▸ Given request
Your task is to copy every record exactly.

▸ Input records
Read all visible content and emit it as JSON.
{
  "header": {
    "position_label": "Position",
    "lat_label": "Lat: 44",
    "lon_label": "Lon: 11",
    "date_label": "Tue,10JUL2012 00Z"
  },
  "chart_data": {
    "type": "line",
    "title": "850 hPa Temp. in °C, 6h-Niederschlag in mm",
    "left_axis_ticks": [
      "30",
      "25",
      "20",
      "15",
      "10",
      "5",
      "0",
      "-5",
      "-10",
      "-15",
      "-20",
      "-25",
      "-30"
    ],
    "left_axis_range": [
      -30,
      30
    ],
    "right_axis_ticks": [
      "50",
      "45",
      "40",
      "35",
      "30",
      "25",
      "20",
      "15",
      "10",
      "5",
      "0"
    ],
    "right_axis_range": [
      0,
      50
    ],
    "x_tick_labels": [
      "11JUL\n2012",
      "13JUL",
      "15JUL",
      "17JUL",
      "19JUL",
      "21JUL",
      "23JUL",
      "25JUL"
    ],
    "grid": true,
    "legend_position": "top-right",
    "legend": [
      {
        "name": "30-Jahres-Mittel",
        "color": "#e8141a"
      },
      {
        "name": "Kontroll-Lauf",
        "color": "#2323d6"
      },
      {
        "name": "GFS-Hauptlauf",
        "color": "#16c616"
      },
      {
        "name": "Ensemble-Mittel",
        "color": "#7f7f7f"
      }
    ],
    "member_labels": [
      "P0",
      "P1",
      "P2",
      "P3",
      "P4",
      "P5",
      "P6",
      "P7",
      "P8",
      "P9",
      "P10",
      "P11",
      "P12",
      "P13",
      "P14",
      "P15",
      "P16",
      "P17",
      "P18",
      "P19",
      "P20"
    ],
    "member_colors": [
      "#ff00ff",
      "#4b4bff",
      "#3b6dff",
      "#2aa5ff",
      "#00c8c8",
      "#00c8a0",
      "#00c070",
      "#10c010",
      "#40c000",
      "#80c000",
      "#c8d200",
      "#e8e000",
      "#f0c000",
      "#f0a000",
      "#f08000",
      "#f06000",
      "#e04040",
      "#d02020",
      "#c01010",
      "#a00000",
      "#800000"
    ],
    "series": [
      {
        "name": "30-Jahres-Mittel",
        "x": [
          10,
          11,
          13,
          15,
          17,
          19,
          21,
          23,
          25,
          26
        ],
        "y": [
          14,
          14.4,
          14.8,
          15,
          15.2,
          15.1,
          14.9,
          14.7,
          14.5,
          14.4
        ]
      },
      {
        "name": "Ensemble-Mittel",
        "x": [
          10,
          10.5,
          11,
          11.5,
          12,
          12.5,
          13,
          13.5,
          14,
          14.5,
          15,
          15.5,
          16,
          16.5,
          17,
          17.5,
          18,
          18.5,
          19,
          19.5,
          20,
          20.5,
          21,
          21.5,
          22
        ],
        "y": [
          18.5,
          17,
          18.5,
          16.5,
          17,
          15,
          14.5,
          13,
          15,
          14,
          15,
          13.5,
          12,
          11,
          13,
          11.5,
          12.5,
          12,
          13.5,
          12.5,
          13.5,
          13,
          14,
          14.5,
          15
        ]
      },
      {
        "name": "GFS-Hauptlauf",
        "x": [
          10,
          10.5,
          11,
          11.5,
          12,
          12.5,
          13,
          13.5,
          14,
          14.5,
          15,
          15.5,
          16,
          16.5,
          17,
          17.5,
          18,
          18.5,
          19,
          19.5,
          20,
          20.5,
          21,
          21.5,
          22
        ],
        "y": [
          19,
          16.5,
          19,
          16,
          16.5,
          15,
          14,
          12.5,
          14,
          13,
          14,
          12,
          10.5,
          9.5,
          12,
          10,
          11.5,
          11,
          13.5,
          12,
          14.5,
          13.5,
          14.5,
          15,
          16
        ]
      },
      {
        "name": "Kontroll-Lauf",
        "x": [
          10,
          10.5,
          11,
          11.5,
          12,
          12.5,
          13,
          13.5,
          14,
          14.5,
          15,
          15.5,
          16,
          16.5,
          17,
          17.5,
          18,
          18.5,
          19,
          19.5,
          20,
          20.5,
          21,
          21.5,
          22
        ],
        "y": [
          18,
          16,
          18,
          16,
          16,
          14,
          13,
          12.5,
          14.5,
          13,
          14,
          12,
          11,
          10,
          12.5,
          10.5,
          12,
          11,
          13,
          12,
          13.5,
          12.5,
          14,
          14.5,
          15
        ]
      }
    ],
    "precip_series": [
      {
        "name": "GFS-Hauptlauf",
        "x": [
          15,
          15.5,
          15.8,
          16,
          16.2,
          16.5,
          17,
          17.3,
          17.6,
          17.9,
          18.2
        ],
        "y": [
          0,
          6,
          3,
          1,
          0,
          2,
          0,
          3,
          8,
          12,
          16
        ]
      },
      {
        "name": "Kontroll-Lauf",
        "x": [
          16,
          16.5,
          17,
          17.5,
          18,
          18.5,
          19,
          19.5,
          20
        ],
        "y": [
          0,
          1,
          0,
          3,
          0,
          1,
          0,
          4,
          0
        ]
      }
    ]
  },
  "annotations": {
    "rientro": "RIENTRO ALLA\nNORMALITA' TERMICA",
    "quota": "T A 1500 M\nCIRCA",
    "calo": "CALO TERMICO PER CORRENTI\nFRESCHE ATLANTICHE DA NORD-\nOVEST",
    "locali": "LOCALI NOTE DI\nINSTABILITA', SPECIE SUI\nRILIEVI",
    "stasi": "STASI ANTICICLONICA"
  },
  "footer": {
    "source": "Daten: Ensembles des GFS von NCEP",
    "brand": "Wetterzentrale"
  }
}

▸ Full answer
Read all visible content and emit it as JSON.
{
  "header": {
    "position_label": "Position",
    "lat_label": "Lat: 44",
    "lon_label": "Lon: 11",
    "date_label": "Tue,10JUL2012 00Z"
  },
  "chart_data": {
    "type": "line",
    "title": "850 hPa Temp. in °C, 6h-Niederschlag in mm",
    "left_axis_ticks": [
      "30",
      "25",
      "20",
      "15",
      "10",
      "5",
      "0",
      "-5",
      "-10",
      "-15",
      "-20",
      "-25",
      "-30"
    ],
    "left_axis_range": [
      -30,
      30
    ],
    "right_axis_ticks": [
      "50",
      "45",
      "40",
      "35",
      "30",
      "25",
      "20",
      "15",
      "10",
      "5",
      "0"
    ],
    "right_axis_range": [
      0,
      50
    ],
    "x_tick_labels": [
      "11JUL\n2012",
      "13JUL",
      "15JUL",
      "17JUL",
      "19JUL",
      "21JUL",
      "23JUL",
      "25JUL"
    ],
    "grid": true,
    "legend_position": "top-right",
    "legend": [
      {
        "name": "30-Jahres-Mittel",
        "color": "#e8141a"
      },
      {
        "name": "Kontroll-Lauf",
        "color": "#2323d6"
      },
      {
        "name": "GFS-Hauptlauf",
        "color": "#16c616"
      },
      {
        "name": "Ensemble-Mittel",
        "color": "#7f7f7f"
      }
    ],
    "member_labels": [
      "P0",
      "P1",
      "P2",
      "P3",
      "P4",
      "P5",
      "P6",
      "P7",
      "P8",
      "P9",
      "P10",
      "P11",
      "P12",
      "P13",
      "P14",
      "P15",
      "P16",
      "P17",
      "P18",
      "P19",
      "P20"
    ],
    "member_colors": [
      "#ff00ff",
      "#4b4bff",
      "#3b6dff",
      "#2aa5ff",
      "#00c8c8",
      "#00c8a0",
      "#00c070",
      "#10c010",
      "#40c000",
      "#80c000",
      "#c8d200",
      "#e8e000",
      "#f0c000",
      "#f0a000",
      "#f08000",
      "#f06000",
      "#e04040",
      "#d02020",
      "#c01010",
      "#a00000",
      "#800000"
    ],
    "series": [
      {
        "name": "30-Jahres-Mittel",
        "x": [
          10,
          11,
          13,
          15,
          17,
          19,
          21,
          23,
          25,
          26
        ],
        "y": [
          14,
          14.4,
          14.8,
          15,
          15.2,
          15.1,
          14.9,
          14.7,
          14.5,
          14.4
        ]
      },
      {
        "name": "Ensemble-Mittel",
        "x": [
          10,
          10.5,
          11,
          11.5,
          12,
          12.5,
          13,
          13.5,
          14,
          14.5,
          15,
          15.5,
          16,
          16.5,
          17,
          17.5,
          18,
          18.5,
          19,
          19.5,
          20,
          20.5,
          21,
          21.5,
          22
        ],
        "y": [
          18.5,
          17,
          18.5,
          16.5,
          17,
          15,
          14.5,
          13,
          15,
          14,
          15,
          13.5,
          12,
          11,
          13,
          11.5,
          12.5,
          12,
          13.5,
          12.5,
          13.5,
          13,
          14,
          14.5,
          15
        ]
      },
      {
        "name": "GFS-Hauptlauf",
        "x": [
          10,
          10.5,
          11,
          11.5,
          12,
          12.5,
          13,
          13.5,
          14,
          14.5,
          15,
          15.5,
          16,
          16.5,
          17,
          17.5,
          18,
          18.5,
          19,
          19.5,
          20,
          20.5,
          21,
          21.5,
          22
        ],
        "y": [
          19,
          16.5,
          19,
          16,
          16.5,
          15,
          14,
          12.5,
          14,
          13,
          14,
          12,
          10.5,
          9.5,
          12,
          10,
          11.5,
          11,
          13.5,
          12,
          14.5,
          13.5,
          14.5,
          15,
          16
        ]
      },
      {
        "name": "Kontroll-Lauf",
        "x": [
          10,
          10.5,
          11,
          11.5,
          12,
          12.5,
          13,
          13.5,
          14,
          14.5,
          15,
          15.5,
          16,
          16.5,
          17,
          17.5,
          18,
          18.5,
          19,
          19.5,
          20,
          20.5,
          21,
          21.5,
          22
        ],
        "y": [
          18,
          16,
          18,
          16,
          16,
          14,
          13,
          12.5,
          14.5,
          13,
          14,
          12,
          11,
          10,
          12.5,
          10.5,
          12,
          11,
          13,
          12,
          13.5,
          12.5,
          14,
          14.5,
          15
        ]
      }
    ],
    "precip_series": [
      {
        "name": "GFS-Hauptlauf",
        "x": [
          15,
          15.5,
          15.8,
          16,
          16.2,
          16.5,
          17,
          17.3,
          17.6,
          17.9,
          18.2
        ],
        "y": [
          0,
          6,
          3,
          1,
          0,
          2,
          0,
          3,
          8,
          12,
          16
        ]
      },
      {
        "name": "Kontroll-Lauf",
        "x": [
          16,
          16.5,
          17,
          17.5,
          18,
          18.5,
          19,
          19.5,
          20
        ],
        "y": [
          0,
          1,
          0,
          3,
          0,
          1,
          0,
          4,
          0
        ]
      }
    ]
  },
  "annotations": {
    "rientro": "RIENTRO ALLA\nNORMALITA' TERMICA",
    "quota": "T A 1500 M\nCIRCA",
    "calo": "CALO TERMICO PER CORRENTI\nFRESCHE ATLANTICHE DA NORD-\nOVEST",
    "locali": "LOCALI NOTE DI\nINSTABILITA', SPECIE SUI\nRILIEVI",
    "stasi": "STASI ANTICICLONICA"
  },
  "footer": {
    "source": "Daten: Ensembles des GFS von NCEP",
    "brand": "Wetterzentrale"
  }
}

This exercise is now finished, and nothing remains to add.